• WHAT YOU WILL DO:
Using the data below, copy every line that contains the word "print".
══ DATASET CONTENT
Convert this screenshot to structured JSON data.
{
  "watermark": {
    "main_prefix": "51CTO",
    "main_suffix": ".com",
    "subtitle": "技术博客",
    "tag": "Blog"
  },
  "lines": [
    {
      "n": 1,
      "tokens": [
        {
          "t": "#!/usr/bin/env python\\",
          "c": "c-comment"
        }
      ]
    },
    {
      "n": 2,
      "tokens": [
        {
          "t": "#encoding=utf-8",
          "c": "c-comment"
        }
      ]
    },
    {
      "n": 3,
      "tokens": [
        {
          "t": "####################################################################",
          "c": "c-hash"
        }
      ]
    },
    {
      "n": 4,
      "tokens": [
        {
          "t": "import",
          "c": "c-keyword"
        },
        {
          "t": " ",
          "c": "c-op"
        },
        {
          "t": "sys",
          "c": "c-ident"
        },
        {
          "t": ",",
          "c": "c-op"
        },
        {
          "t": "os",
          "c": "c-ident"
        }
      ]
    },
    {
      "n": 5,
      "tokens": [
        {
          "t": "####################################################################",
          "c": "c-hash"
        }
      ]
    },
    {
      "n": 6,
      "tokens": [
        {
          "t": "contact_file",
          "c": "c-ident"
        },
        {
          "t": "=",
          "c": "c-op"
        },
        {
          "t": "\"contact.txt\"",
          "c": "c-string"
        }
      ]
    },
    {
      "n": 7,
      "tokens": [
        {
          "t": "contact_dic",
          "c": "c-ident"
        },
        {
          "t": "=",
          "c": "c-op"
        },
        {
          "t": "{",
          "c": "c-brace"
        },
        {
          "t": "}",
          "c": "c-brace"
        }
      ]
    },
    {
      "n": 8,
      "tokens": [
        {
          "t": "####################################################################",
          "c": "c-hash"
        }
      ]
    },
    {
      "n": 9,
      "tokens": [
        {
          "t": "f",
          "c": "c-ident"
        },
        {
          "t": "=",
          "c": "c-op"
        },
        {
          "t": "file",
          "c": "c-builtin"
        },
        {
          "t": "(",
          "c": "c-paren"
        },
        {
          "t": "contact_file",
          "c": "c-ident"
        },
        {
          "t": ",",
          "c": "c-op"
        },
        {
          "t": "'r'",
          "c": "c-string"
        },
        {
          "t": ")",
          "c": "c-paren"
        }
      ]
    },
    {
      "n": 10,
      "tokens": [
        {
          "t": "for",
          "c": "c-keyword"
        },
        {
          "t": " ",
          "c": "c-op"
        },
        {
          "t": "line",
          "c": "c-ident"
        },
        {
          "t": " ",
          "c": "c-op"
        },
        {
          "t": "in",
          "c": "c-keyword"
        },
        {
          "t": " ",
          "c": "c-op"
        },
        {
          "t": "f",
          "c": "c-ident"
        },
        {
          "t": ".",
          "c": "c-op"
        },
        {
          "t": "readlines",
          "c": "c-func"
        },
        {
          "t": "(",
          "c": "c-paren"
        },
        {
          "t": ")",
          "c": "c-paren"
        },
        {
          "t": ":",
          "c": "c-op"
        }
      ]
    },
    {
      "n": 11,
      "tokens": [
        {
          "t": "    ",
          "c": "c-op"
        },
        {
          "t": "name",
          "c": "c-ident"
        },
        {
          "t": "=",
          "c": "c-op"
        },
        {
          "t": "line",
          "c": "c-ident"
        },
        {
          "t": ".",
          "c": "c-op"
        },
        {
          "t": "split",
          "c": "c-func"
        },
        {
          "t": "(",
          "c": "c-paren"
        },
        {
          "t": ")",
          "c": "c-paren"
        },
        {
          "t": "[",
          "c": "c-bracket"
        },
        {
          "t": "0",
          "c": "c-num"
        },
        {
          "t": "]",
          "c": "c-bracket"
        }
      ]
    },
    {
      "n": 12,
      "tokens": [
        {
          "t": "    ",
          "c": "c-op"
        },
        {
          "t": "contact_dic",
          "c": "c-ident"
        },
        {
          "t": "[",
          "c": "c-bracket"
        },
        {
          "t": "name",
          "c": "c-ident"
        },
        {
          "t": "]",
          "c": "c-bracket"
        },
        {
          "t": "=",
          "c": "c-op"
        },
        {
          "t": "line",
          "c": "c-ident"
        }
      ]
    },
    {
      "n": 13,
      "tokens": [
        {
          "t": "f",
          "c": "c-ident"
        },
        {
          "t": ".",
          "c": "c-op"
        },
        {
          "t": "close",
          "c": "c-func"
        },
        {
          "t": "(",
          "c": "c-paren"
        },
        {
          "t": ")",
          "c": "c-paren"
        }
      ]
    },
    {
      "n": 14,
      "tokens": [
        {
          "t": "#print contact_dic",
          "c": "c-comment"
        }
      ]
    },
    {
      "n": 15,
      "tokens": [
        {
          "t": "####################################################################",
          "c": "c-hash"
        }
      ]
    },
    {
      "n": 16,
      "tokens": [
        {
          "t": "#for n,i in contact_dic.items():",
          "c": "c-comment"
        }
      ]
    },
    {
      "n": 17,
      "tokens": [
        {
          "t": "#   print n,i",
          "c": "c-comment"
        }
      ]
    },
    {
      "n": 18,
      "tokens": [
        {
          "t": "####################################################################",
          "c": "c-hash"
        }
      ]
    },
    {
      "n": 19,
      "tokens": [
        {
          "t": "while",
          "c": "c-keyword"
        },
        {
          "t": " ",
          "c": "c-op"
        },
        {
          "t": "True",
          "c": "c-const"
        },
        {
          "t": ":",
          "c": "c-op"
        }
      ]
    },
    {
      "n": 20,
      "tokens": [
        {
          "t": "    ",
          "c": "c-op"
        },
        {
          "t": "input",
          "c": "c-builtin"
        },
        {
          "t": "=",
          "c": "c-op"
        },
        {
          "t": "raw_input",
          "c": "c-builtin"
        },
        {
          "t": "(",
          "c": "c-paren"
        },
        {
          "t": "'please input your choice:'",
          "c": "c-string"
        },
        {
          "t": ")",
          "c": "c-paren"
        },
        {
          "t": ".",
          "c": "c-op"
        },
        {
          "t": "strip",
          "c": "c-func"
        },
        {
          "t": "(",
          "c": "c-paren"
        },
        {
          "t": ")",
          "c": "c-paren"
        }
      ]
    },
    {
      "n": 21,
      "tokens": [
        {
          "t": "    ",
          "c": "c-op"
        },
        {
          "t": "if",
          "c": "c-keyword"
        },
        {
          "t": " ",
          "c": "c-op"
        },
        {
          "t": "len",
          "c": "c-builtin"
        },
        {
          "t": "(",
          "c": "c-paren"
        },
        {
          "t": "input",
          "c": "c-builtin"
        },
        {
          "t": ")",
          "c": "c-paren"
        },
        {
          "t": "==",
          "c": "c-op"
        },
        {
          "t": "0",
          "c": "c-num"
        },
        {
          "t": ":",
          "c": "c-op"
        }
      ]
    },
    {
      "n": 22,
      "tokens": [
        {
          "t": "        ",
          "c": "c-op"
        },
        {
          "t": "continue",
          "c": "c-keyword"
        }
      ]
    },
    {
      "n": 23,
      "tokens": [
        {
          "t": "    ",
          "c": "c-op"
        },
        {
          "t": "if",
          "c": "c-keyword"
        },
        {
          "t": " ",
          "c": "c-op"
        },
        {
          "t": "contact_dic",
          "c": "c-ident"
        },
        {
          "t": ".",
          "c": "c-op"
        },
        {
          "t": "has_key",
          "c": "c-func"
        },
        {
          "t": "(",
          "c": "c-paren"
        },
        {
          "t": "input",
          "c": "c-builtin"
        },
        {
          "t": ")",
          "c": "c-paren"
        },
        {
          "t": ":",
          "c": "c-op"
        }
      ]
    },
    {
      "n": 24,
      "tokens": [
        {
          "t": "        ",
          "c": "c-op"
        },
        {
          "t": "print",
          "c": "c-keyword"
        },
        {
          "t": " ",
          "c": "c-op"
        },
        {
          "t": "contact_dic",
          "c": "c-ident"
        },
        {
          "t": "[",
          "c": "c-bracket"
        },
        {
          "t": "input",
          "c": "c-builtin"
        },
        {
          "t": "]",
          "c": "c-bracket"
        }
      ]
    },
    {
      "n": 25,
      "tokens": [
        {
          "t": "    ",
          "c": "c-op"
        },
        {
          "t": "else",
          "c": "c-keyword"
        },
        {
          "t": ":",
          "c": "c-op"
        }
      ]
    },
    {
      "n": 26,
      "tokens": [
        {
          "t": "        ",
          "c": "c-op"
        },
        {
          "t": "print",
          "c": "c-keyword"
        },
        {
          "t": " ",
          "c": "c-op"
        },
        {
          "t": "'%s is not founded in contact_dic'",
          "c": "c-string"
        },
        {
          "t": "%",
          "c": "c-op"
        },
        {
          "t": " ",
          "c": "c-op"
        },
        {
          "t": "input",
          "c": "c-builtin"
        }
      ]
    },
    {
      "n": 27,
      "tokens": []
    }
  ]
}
════
• ANSWER:
          "t": "#print contact_dic",
          "t": "#   print n,i",
          "t": "print",
          "t": "print",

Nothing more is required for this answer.